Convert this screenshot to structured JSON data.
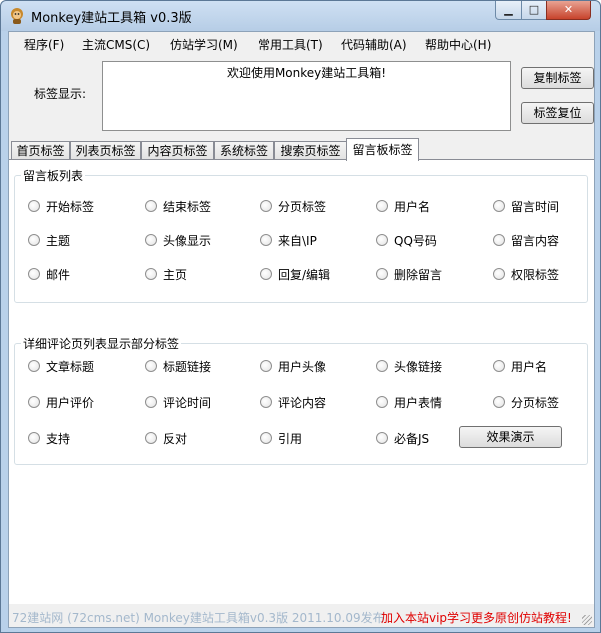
{
  "window": {
    "title": "Monkey建站工具箱 v0.3版",
    "min_label": "▁",
    "max_label": "□",
    "close_label": "✕"
  },
  "menu": [
    "程序(F)",
    "主流CMS(C)",
    "仿站学习(M)",
    "常用工具(T)",
    "代码辅助(A)",
    "帮助中心(H)"
  ],
  "tag": {
    "label": "标签显示:",
    "content": "欢迎使用Monkey建站工具箱!",
    "copy_button": "复制标签",
    "reset_button": "标签复位"
  },
  "tabs": [
    "首页标签",
    "列表页标签",
    "内容页标签",
    "系统标签",
    "搜索页标签",
    "留言板标签"
  ],
  "active_tab": "留言板标签",
  "guestbook": {
    "title": "留言板列表",
    "rows": [
      [
        "开始标签",
        "结束标签",
        "分页标签",
        "用户名",
        "留言时间"
      ],
      [
        "主题",
        "头像显示",
        "来自\\IP",
        "QQ号码",
        "留言内容"
      ],
      [
        "邮件",
        "主页",
        "回复/编辑",
        "删除留言",
        "权限标签"
      ]
    ]
  },
  "comments": {
    "title": "详细评论页列表显示部分标签",
    "rows": [
      [
        "文章标题",
        "标题链接",
        "用户头像",
        "头像链接",
        "用户名"
      ],
      [
        "用户评价",
        "评论时间",
        "评论内容",
        "用户表情",
        "分页标签"
      ],
      [
        "支持",
        "反对",
        "引用",
        "必备JS"
      ]
    ],
    "demo_button": "效果演示"
  },
  "status": {
    "left": "72建站网 (72cms.net) Monkey建站工具箱v0.3版    2011.10.09发布",
    "right": "加入本站vip学习更多原创仿站教程!"
  },
  "colors": {
    "status_link": "#a4b8cc",
    "status_promo": "#e00000",
    "accent": "#b9d1ea"
  }
}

## REQUEST
Every line above should be returned word for word, with the pictures left behind.

## CORRECT RESULT
Convert this screenshot to structured JSON data.
{
  "window": {
    "title": "Monkey建站工具箱 v0.3版",
    "min_label": "▁",
    "max_label": "□",
    "close_label": "✕"
  },
  "menu": [
    "程序(F)",
    "主流CMS(C)",
    "仿站学习(M)",
    "常用工具(T)",
    "代码辅助(A)",
    "帮助中心(H)"
  ],
  "tag": {
    "label": "标签显示:",
    "content": "欢迎使用Monkey建站工具箱!",
    "copy_button": "复制标签",
    "reset_button": "标签复位"
  },
  "tabs": [
    "首页标签",
    "列表页标签",
    "内容页标签",
    "系统标签",
    "搜索页标签",
    "留言板标签"
  ],
  "active_tab": "留言板标签",
  "guestbook": {
    "title": "留言板列表",
    "rows": [
      [
        "开始标签",
        "结束标签",
        "分页标签",
        "用户名",
        "留言时间"
      ],
      [
        "主题",
        "头像显示",
        "来自\\IP",
        "QQ号码",
        "留言内容"
      ],
      [
        "邮件",
        "主页",
        "回复/编辑",
        "删除留言",
        "权限标签"
      ]
    ]
  },
  "comments": {
    "title": "详细评论页列表显示部分标签",
    "rows": [
      [
        "文章标题",
        "标题链接",
        "用户头像",
        "头像链接",
        "用户名"
      ],
      [
        "用户评价",
        "评论时间",
        "评论内容",
        "用户表情",
        "分页标签"
      ],
      [
        "支持",
        "反对",
        "引用",
        "必备JS"
      ]
    ],
    "demo_button": "效果演示"
  },
  "status": {
    "left": "72建站网 (72cms.net) Monkey建站工具箱v0.3版    2011.10.09发布",
    "right": "加入本站vip学习更多原创仿站教程!"
  },
  "colors": {
    "status_link": "#a4b8cc",
    "status_promo": "#e00000",
    "accent": "#b9d1ea"
  }
}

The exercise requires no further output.